EXERCISE REQUIREMENTS:
Your task is to copy the listing exactly. Drop any pictures from the copy.
- - - -
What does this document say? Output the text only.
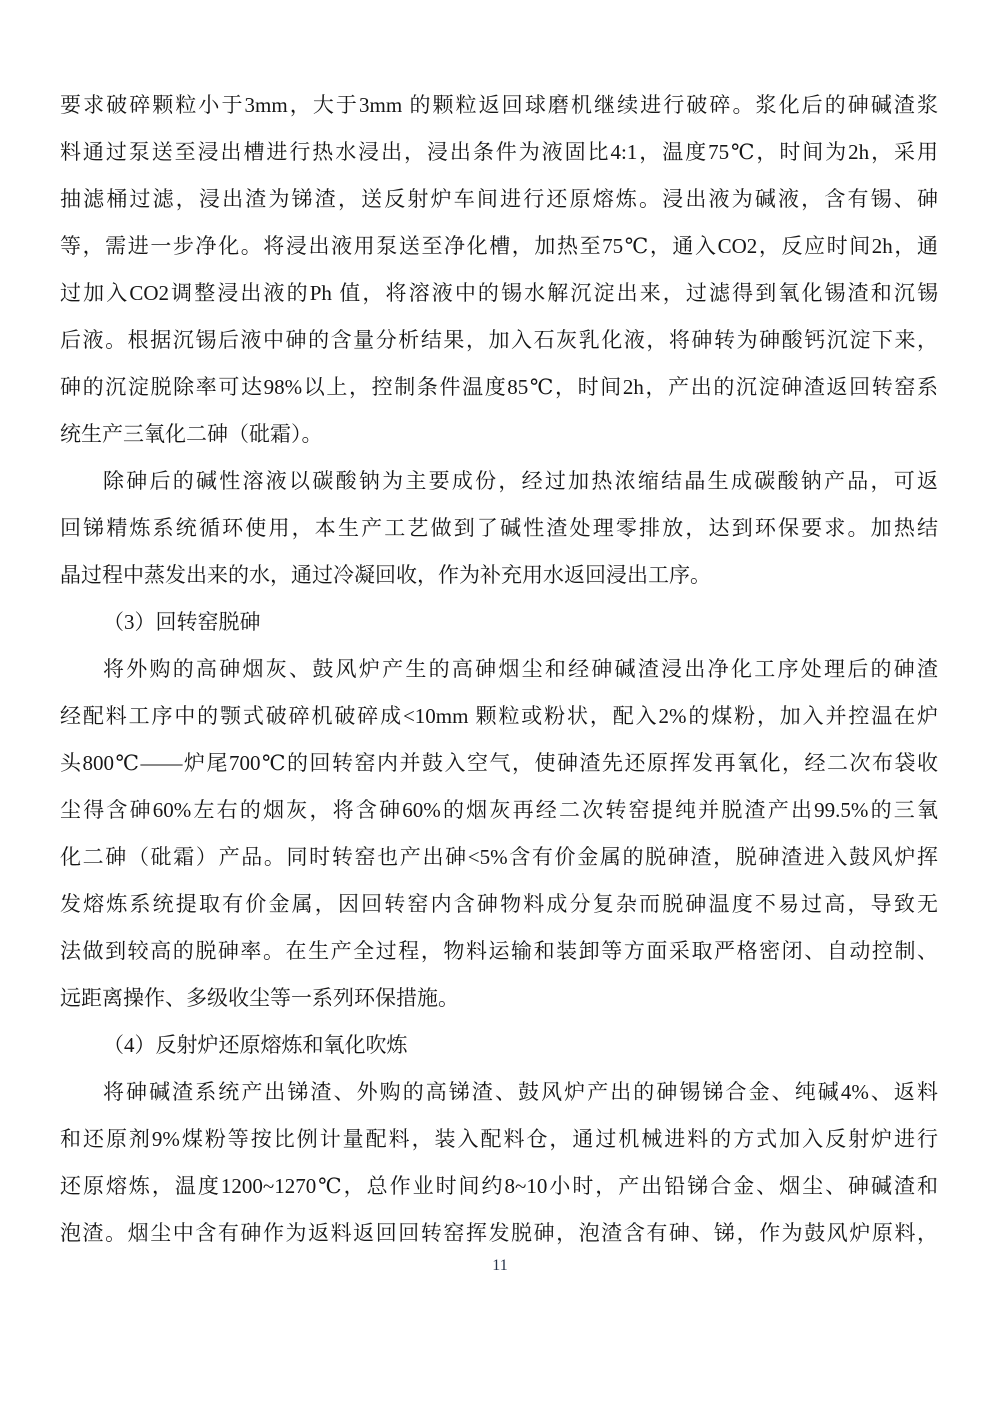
要求破碎颗粒小于3mm，大于3mm 的颗粒返回球磨机继续进行破碎。浆化后的砷碱渣浆
料通过泵送至浸出槽进行热水浸出，浸出条件为液固比4:1，温度75℃，时间为2h，采用
抽滤桶过滤，浸出渣为锑渣，送反射炉车间进行还原熔炼。浸出液为碱液，含有锡、砷
等，需进一步净化。将浸出液用泵送至净化槽，加热至75℃，通入CO2，反应时间2h，通
过加入CO2调整浸出液的Ph 值，将溶液中的锡水解沉淀出来，过滤得到氧化锡渣和沉锡
后液。根据沉锡后液中砷的含量分析结果，加入石灰乳化液，将砷转为砷酸钙沉淀下来，
砷的沉淀脱除率可达98%以上，控制条件温度85℃，时间2h，产出的沉淀砷渣返回转窑系
统生产三氧化二砷（砒霜）。
除砷后的碱性溶液以碳酸钠为主要成份，经过加热浓缩结晶生成碳酸钠产品，可返
回锑精炼系统循环使用，本生产工艺做到了碱性渣处理零排放，达到环保要求。加热结
晶过程中蒸发出来的水，通过冷凝回收，作为补充用水返回浸出工序。
（3）回转窑脱砷
将外购的高砷烟灰、鼓风炉产生的高砷烟尘和经砷碱渣浸出净化工序处理后的砷渣
经配料工序中的颚式破碎机破碎成<10mm 颗粒或粉状，配入2%的煤粉，加入并控温在炉
头800℃——炉尾700℃的回转窑内并鼓入空气，使砷渣先还原挥发再氧化，经二次布袋收
尘得含砷60%左右的烟灰，将含砷60%的烟灰再经二次转窑提纯并脱渣产出99.5%的三氧
化二砷（砒霜）产品。同时转窑也产出砷<5%含有价金属的脱砷渣，脱砷渣进入鼓风炉挥
发熔炼系统提取有价金属，因回转窑内含砷物料成分复杂而脱砷温度不易过高，导致无
法做到较高的脱砷率。在生产全过程，物料运输和装卸等方面采取严格密闭、自动控制、
远距离操作、多级收尘等一系列环保措施。
（4）反射炉还原熔炼和氧化吹炼
将砷碱渣系统产出锑渣、外购的高锑渣、鼓风炉产出的砷锡锑合金、纯碱4%、返料
和还原剂9%煤粉等按比例计量配料，装入配料仓，通过机械进料的方式加入反射炉进行
还原熔炼，温度1200~1270℃，总作业时间约8~10小时，产出铅锑合金、烟尘、砷碱渣和
泡渣。烟尘中含有砷作为返料返回回转窑挥发脱砷，泡渣含有砷、锑，作为鼓风炉原料，
11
- - - -
OUTPUT OF THE EXERCISE:
What does this document say? Output the text only.
要求破碎颗粒小于3mm，大于3mm 的颗粒返回球磨机继续进行破碎。浆化后的砷碱渣浆
料通过泵送至浸出槽进行热水浸出，浸出条件为液固比4:1，温度75℃，时间为2h，采用
抽滤桶过滤，浸出渣为锑渣，送反射炉车间进行还原熔炼。浸出液为碱液，含有锡、砷
等，需进一步净化。将浸出液用泵送至净化槽，加热至75℃，通入CO2，反应时间2h，通
过加入CO2调整浸出液的Ph 值，将溶液中的锡水解沉淀出来，过滤得到氧化锡渣和沉锡
后液。根据沉锡后液中砷的含量分析结果，加入石灰乳化液，将砷转为砷酸钙沉淀下来，
砷的沉淀脱除率可达98%以上，控制条件温度85℃，时间2h，产出的沉淀砷渣返回转窑系
统生产三氧化二砷（砒霜）。
除砷后的碱性溶液以碳酸钠为主要成份，经过加热浓缩结晶生成碳酸钠产品，可返
回锑精炼系统循环使用，本生产工艺做到了碱性渣处理零排放，达到环保要求。加热结
晶过程中蒸发出来的水，通过冷凝回收，作为补充用水返回浸出工序。
（3）回转窑脱砷
将外购的高砷烟灰、鼓风炉产生的高砷烟尘和经砷碱渣浸出净化工序处理后的砷渣
经配料工序中的颚式破碎机破碎成<10mm 颗粒或粉状，配入2%的煤粉，加入并控温在炉
头800℃——炉尾700℃的回转窑内并鼓入空气，使砷渣先还原挥发再氧化，经二次布袋收
尘得含砷60%左右的烟灰，将含砷60%的烟灰再经二次转窑提纯并脱渣产出99.5%的三氧
化二砷（砒霜）产品。同时转窑也产出砷<5%含有价金属的脱砷渣，脱砷渣进入鼓风炉挥
发熔炼系统提取有价金属，因回转窑内含砷物料成分复杂而脱砷温度不易过高，导致无
法做到较高的脱砷率。在生产全过程，物料运输和装卸等方面采取严格密闭、自动控制、
远距离操作、多级收尘等一系列环保措施。
（4）反射炉还原熔炼和氧化吹炼
将砷碱渣系统产出锑渣、外购的高锑渣、鼓风炉产出的砷锡锑合金、纯碱4%、返料
和还原剂9%煤粉等按比例计量配料，装入配料仓，通过机械进料的方式加入反射炉进行
还原熔炼，温度1200~1270℃，总作业时间约8~10小时，产出铅锑合金、烟尘、砷碱渣和
泡渣。烟尘中含有砷作为返料返回回转窑挥发脱砷，泡渣含有砷、锑，作为鼓风炉原料，
11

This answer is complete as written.